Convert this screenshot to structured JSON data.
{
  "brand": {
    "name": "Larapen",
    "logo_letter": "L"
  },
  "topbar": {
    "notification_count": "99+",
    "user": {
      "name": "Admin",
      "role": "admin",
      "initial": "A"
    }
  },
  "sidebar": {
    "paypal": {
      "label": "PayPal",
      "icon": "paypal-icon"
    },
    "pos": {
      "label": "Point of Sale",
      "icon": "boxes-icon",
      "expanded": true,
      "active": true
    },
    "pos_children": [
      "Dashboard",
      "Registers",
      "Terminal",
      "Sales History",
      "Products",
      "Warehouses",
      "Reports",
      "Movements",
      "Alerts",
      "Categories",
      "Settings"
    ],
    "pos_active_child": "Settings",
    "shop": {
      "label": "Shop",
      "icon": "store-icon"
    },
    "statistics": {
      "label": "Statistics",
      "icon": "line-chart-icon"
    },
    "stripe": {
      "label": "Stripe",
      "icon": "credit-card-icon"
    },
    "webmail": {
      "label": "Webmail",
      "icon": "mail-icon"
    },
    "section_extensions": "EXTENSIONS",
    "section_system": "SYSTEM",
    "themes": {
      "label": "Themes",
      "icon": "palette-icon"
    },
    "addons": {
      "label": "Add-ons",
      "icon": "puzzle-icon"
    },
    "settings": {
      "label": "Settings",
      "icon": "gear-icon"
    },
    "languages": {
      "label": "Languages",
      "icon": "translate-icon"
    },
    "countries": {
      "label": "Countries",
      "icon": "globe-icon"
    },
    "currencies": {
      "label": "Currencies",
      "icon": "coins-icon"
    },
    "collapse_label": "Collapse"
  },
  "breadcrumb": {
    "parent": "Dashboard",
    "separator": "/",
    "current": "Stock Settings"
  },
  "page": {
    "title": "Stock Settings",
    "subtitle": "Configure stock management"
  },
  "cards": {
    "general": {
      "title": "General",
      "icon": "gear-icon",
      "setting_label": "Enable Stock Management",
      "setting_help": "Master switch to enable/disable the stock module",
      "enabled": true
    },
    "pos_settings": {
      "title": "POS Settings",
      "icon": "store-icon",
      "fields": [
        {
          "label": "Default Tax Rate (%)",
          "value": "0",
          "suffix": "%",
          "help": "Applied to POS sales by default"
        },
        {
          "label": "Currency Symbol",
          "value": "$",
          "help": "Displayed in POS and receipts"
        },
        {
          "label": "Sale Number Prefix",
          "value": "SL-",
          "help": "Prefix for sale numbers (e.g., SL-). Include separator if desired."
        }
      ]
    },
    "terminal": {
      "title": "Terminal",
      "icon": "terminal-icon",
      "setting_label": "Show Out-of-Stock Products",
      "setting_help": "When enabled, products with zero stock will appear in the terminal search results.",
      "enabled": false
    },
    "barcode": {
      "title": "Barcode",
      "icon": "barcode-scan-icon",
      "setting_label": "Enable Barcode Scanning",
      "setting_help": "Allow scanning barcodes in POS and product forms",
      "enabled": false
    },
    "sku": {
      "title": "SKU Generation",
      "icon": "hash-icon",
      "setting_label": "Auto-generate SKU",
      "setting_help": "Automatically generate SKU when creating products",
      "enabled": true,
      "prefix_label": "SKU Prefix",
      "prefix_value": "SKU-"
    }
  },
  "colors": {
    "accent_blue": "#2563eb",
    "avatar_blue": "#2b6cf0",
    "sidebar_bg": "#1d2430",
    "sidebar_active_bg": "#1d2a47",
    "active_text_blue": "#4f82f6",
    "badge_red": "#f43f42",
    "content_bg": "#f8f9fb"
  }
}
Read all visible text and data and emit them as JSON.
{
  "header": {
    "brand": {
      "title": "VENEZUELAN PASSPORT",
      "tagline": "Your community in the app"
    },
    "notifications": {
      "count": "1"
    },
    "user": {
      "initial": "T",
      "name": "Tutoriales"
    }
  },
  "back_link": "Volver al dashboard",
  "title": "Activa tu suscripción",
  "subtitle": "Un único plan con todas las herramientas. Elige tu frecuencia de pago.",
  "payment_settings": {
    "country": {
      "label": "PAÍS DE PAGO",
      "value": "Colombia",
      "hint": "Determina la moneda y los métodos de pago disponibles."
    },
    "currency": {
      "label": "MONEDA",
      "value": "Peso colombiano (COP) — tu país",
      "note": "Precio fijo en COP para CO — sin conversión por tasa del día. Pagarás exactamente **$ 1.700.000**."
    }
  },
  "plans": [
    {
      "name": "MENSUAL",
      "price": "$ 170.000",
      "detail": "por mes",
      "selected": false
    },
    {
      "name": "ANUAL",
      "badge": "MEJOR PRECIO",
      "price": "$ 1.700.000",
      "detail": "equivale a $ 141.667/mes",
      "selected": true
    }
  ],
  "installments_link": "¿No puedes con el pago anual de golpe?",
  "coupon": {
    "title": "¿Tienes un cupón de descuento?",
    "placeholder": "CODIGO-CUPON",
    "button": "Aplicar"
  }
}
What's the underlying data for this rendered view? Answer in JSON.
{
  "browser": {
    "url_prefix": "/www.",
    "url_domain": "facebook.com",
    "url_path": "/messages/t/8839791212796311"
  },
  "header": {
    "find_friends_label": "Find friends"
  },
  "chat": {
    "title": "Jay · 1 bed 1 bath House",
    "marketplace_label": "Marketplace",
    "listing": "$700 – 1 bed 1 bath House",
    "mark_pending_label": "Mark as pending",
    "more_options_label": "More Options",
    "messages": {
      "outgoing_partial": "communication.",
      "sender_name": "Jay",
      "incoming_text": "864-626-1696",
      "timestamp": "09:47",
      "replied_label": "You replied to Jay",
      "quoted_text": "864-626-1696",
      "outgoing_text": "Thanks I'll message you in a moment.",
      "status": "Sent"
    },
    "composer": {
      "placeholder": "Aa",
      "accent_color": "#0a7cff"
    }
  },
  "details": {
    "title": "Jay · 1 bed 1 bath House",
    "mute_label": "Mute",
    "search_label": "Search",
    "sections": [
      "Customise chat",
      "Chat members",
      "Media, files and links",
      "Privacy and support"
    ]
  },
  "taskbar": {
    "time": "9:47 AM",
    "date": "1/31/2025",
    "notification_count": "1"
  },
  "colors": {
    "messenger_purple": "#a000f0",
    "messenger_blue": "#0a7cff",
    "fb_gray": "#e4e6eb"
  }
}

Short task: Give back, unchanged, every line from the one with "What's the underlying" to the end of the entries above.

Solution to the problem:
What's the underlying data for this rendered view? Answer in JSON.
{
  "browser": {
    "url_prefix": "/www.",
    "url_domain": "facebook.com",
    "url_path": "/messages/t/8839791212796311"
  },
  "header": {
    "find_friends_label": "Find friends"
  },
  "chat": {
    "title": "Jay · 1 bed 1 bath House",
    "marketplace_label": "Marketplace",
    "listing": "$700 – 1 bed 1 bath House",
    "mark_pending_label": "Mark as pending",
    "more_options_label": "More Options",
    "messages": {
      "outgoing_partial": "communication.",
      "sender_name": "Jay",
      "incoming_text": "864-626-1696",
      "timestamp": "09:47",
      "replied_label": "You replied to Jay",
      "quoted_text": "864-626-1696",
      "outgoing_text": "Thanks I'll message you in a moment.",
      "status": "Sent"
    },
    "composer": {
      "placeholder": "Aa",
      "accent_color": "#0a7cff"
    }
  },
  "details": {
    "title": "Jay · 1 bed 1 bath House",
    "mute_label": "Mute",
    "search_label": "Search",
    "sections": [
      "Customise chat",
      "Chat members",
      "Media, files and links",
      "Privacy and support"
    ]
  },
  "taskbar": {
    "time": "9:47 AM",
    "date": "1/31/2025",
    "notification_count": "1"
  },
  "colors": {
    "messenger_purple": "#a000f0",
    "messenger_blue": "#0a7cff",
    "fb_gray": "#e4e6eb"
  }
}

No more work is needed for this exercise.